## Records for processing
════════

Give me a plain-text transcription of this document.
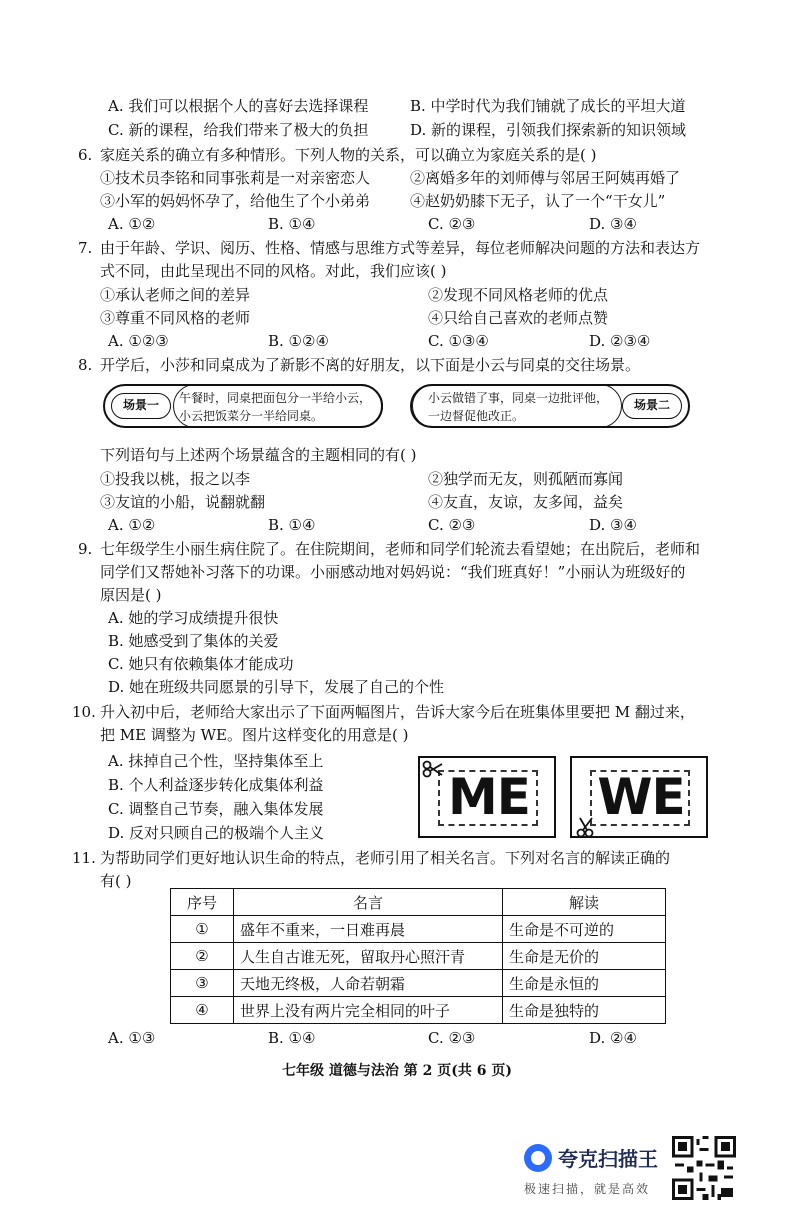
A. 我们可以根据个人的喜好去选择课程	B. 中学时代为我们铺就了成长的平坦大道
C. 新的课程，给我们带来了极大的负担	D. 新的课程，引领我们探索新的知识领域
6. 家庭关系的确立有多种情形。下列人物的关系，可以确立为家庭关系的是( )
①技术员李铭和同事张莉是一对亲密恋人	②离婚多年的刘师傅与邻居王阿姨再婚了
③小军的妈妈怀孕了，给他生了个小弟弟	④赵奶奶膝下无子，认了一个“干女儿”
A. ①②	B. ①④	C. ②③	D. ③④
7. 由于年龄、学识、阅历、性格、情感与思维方式等差异，每位老师解决问题的方法和表达方
式不同，由此呈现出不同的风格。对此，我们应该( )
①承认老师之间的差异	②发现不同风格老师的优点
③尊重不同风格的老师	④只给自己喜欢的老师点赞
A. ①②③	B. ①②④	C. ①③④	D. ②③④
8. 开学后，小莎和同桌成为了新影不离的好朋友，以下面是小云与同桌的交往场景。
场景一	午餐时，同桌把面包分一半给小云，
小云把饭菜分一半给同桌。
小云做错了事，同桌一边批评他，
一边督促他改正。
场景二
下列语句与上述两个场景蕴含的主题相同的有( )
①投我以桃，报之以李	②独学而无友，则孤陋而寡闻
③友谊的小船，说翻就翻	④友直，友谅，友多闻，益矣
A. ①②	B. ①④	C. ②③	D. ③④
9. 七年级学生小丽生病住院了。在住院期间，老师和同学们轮流去看望她；在出院后，老师和
同学们又帮她补习落下的功课。小丽感动地对妈妈说：“我们班真好！”小丽认为班级好的
原因是( )
A. 她的学习成绩提升很快
B. 她感受到了集体的关爱
C. 她只有依赖集体才能成功
D. 她在班级共同愿景的引导下，发展了自己的个性
10. 升入初中后，老师给大家出示了下面两幅图片，告诉大家今后在班集体里要把 M 翻过来，
把 ME 调整为 WE。图片这样变化的用意是( )
A. 抹掉自己个性，坚持集体至上
B. 个人利益逐步转化成集体利益
C. 调整自己节奏，融入集体发展
D. 反对只顾自己的极端个人主义
ME	WE
11. 为帮助同学们更好地认识生命的特点，老师引用了相关名言。下列对名言的解读正确的
有( )
序号	名言	解读
①	盛年不重来，一日难再晨	生命是不可逆的
②	人生自古谁无死，留取丹心照汗青	生命是无价的
③	天地无终极，人命若朝霜	生命是永恒的
④	世界上没有两片完全相同的叶子	生命是独特的
A. ①③	B. ①④	C. ②③	D. ②④
七年级 道德与法治 第 2 页(共 6 页)
夸克扫描王
极速扫描，就是高效
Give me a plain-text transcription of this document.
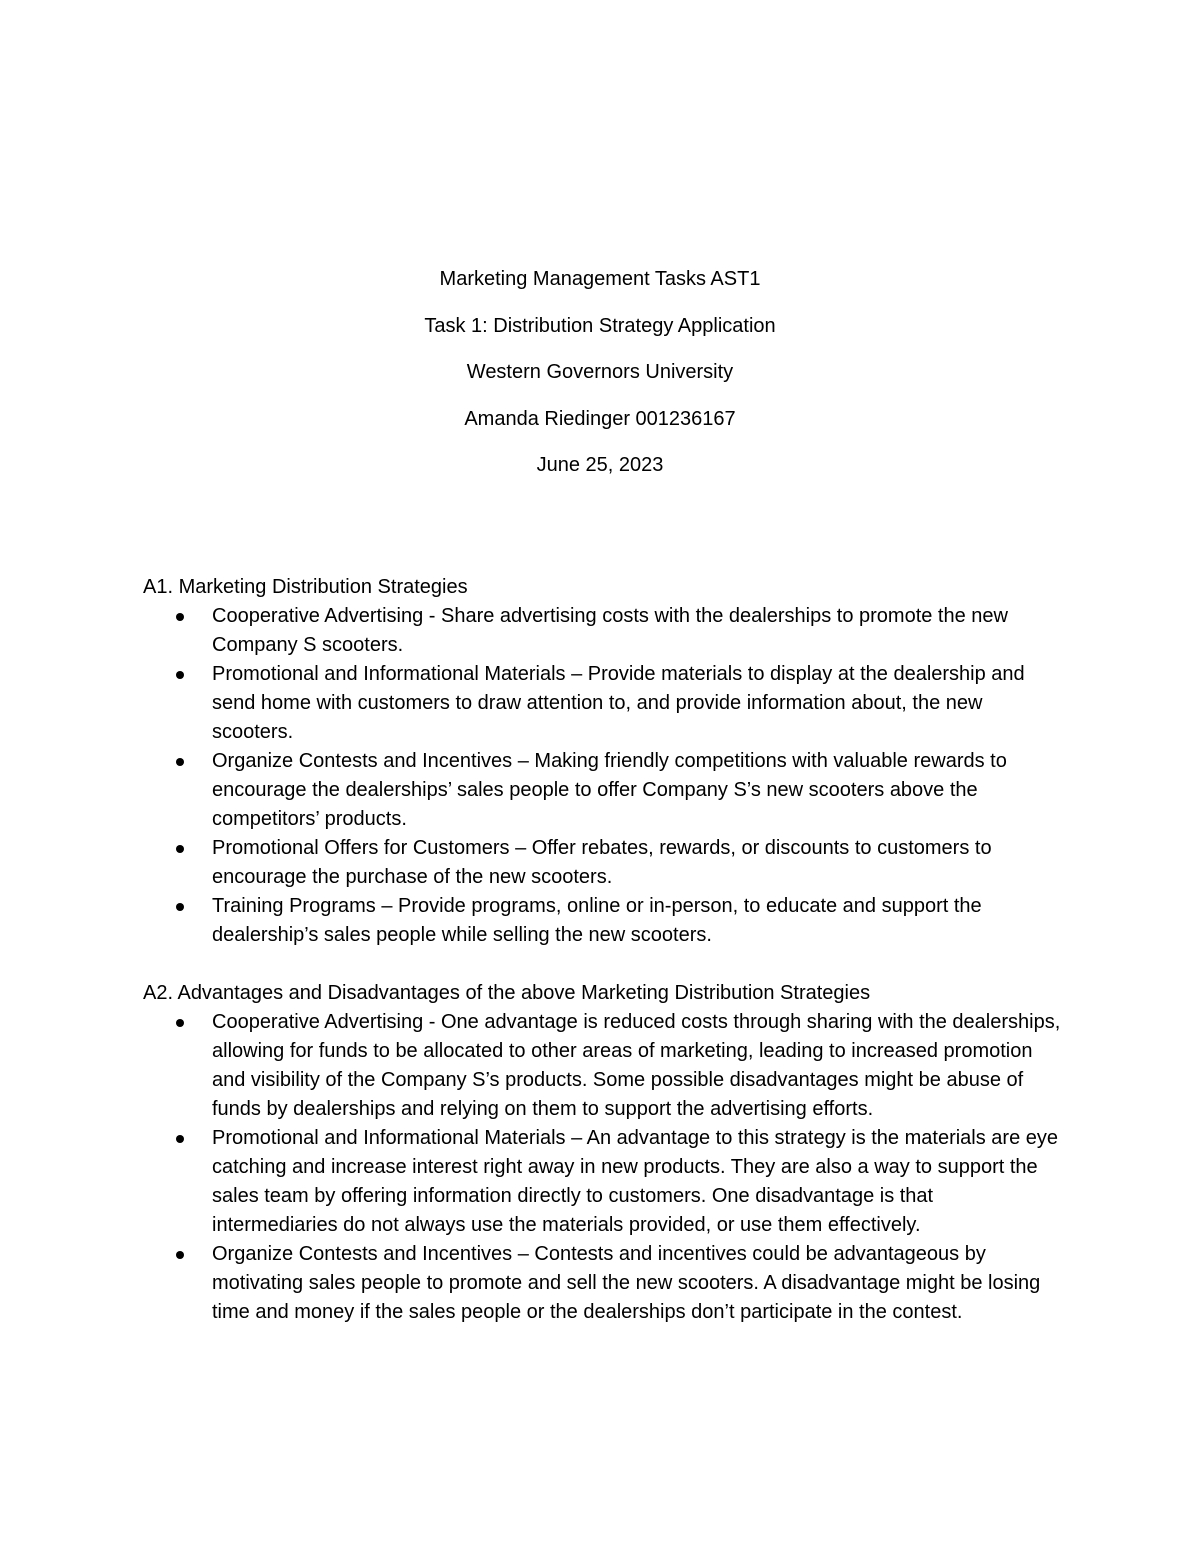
Marketing Management Tasks AST1
Task 1: Distribution Strategy Application
Western Governors University
Amanda Riedinger 001236167
June 25, 2023

A1. Marketing Distribution Strategies

Cooperative Advertising - Share advertising costs with the dealerships to promote the new Company S scooters.
Promotional and Informational Materials – Provide materials to display at the dealership and send home with customers to draw attention to, and provide information about, the new scooters.
Organize Contests and Incentives – Making friendly competitions with valuable rewards to encourage the dealerships’ sales people to offer Company S’s new scooters above the competitors’ products.
Promotional Offers for Customers – Offer rebates, rewards, or discounts to customers to encourage the purchase of the new scooters.
Training Programs – Provide programs, online or in-person, to educate and support the dealership’s sales people while selling the new scooters.

A2. Advantages and Disadvantages of the above Marketing Distribution Strategies

Cooperative Advertising - One advantage is reduced costs through sharing with the dealerships, allowing for funds to be allocated to other areas of marketing, leading to increased promotion and visibility of the Company S’s products. Some possible disadvantages might be abuse of funds by dealerships and relying on them to support the advertising efforts.
Promotional and Informational Materials – An advantage to this strategy is the materials are eye catching and increase interest right away in new products. They are also a way to support the sales team by offering information directly to customers. One disadvantage is that intermediaries do not always use the materials provided, or use them effectively.
Organize Contests and Incentives – Contests and incentives could be advantageous by motivating sales people to promote and sell the new scooters. A disadvantage might be losing time and money if the sales people or the dealerships don’t participate in the contest.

════════

Leave out the pictures and print every line of the data exactly.

## Full response
Give me a plain-text transcription of this document.
A. 我们可以根据个人的喜好去选择课程	B. 中学时代为我们铺就了成长的平坦大道
C. 新的课程，给我们带来了极大的负担	D. 新的课程，引领我们探索新的知识领域
6. 家庭关系的确立有多种情形。下列人物的关系，可以确立为家庭关系的是( )
①技术员李铭和同事张莉是一对亲密恋人	②离婚多年的刘师傅与邻居王阿姨再婚了
③小军的妈妈怀孕了，给他生了个小弟弟	④赵奶奶膝下无子，认了一个“干女儿”
A. ①②	B. ①④	C. ②③	D. ③④
7. 由于年龄、学识、阅历、性格、情感与思维方式等差异，每位老师解决问题的方法和表达方
式不同，由此呈现出不同的风格。对此，我们应该( )
①承认老师之间的差异	②发现不同风格老师的优点
③尊重不同风格的老师	④只给自己喜欢的老师点赞
A. ①②③	B. ①②④	C. ①③④	D. ②③④
8. 开学后，小莎和同桌成为了新影不离的好朋友，以下面是小云与同桌的交往场景。
场景一	午餐时，同桌把面包分一半给小云，
小云把饭菜分一半给同桌。
小云做错了事，同桌一边批评他，
一边督促他改正。
场景二
下列语句与上述两个场景蕴含的主题相同的有( )
①投我以桃，报之以李	②独学而无友，则孤陋而寡闻
③友谊的小船，说翻就翻	④友直，友谅，友多闻，益矣
A. ①②	B. ①④	C. ②③	D. ③④
9. 七年级学生小丽生病住院了。在住院期间，老师和同学们轮流去看望她；在出院后，老师和
同学们又帮她补习落下的功课。小丽感动地对妈妈说：“我们班真好！”小丽认为班级好的
原因是( )
A. 她的学习成绩提升很快
B. 她感受到了集体的关爱
C. 她只有依赖集体才能成功
D. 她在班级共同愿景的引导下，发展了自己的个性
10. 升入初中后，老师给大家出示了下面两幅图片，告诉大家今后在班集体里要把 M 翻过来，
把 ME 调整为 WE。图片这样变化的用意是( )
A. 抹掉自己个性，坚持集体至上
B. 个人利益逐步转化成集体利益
C. 调整自己节奏，融入集体发展
D. 反对只顾自己的极端个人主义
ME	WE
11. 为帮助同学们更好地认识生命的特点，老师引用了相关名言。下列对名言的解读正确的
有( )
序号	名言	解读
①	盛年不重来，一日难再晨	生命是不可逆的
②	人生自古谁无死，留取丹心照汗青	生命是无价的
③	天地无终极，人命若朝霜	生命是永恒的
④	世界上没有两片完全相同的叶子	生命是独特的
A. ①③	B. ①④	C. ②③	D. ②④
七年级 道德与法治 第 2 页(共 6 页)
夸克扫描王
极速扫描，就是高效
Give me a plain-text transcription of this document.
Marketing Management Tasks AST1
Task 1: Distribution Strategy Application
Western Governors University
Amanda Riedinger 001236167
June 25, 2023

A1. Marketing Distribution Strategies

Cooperative Advertising - Share advertising costs with the dealerships to promote the new Company S scooters.
Promotional and Informational Materials – Provide materials to display at the dealership and send home with customers to draw attention to, and provide information about, the new scooters.
Organize Contests and Incentives – Making friendly competitions with valuable rewards to encourage the dealerships’ sales people to offer Company S’s new scooters above the competitors’ products.
Promotional Offers for Customers – Offer rebates, rewards, or discounts to customers to encourage the purchase of the new scooters.
Training Programs – Provide programs, online or in-person, to educate and support the dealership’s sales people while selling the new scooters.

A2. Advantages and Disadvantages of the above Marketing Distribution Strategies

Cooperative Advertising - One advantage is reduced costs through sharing with the dealerships, allowing for funds to be allocated to other areas of marketing, leading to increased promotion and visibility of the Company S’s products. Some possible disadvantages might be abuse of funds by dealerships and relying on them to support the advertising efforts.
Promotional and Informational Materials – An advantage to this strategy is the materials are eye catching and increase interest right away in new products. They are also a way to support the sales team by offering information directly to customers. One disadvantage is that intermediaries do not always use the materials provided, or use them effectively.
Organize Contests and Incentives – Contests and incentives could be advantageous by motivating sales people to promote and sell the new scooters. A disadvantage might be losing time and money if the sales people or the dealerships don’t participate in the contest.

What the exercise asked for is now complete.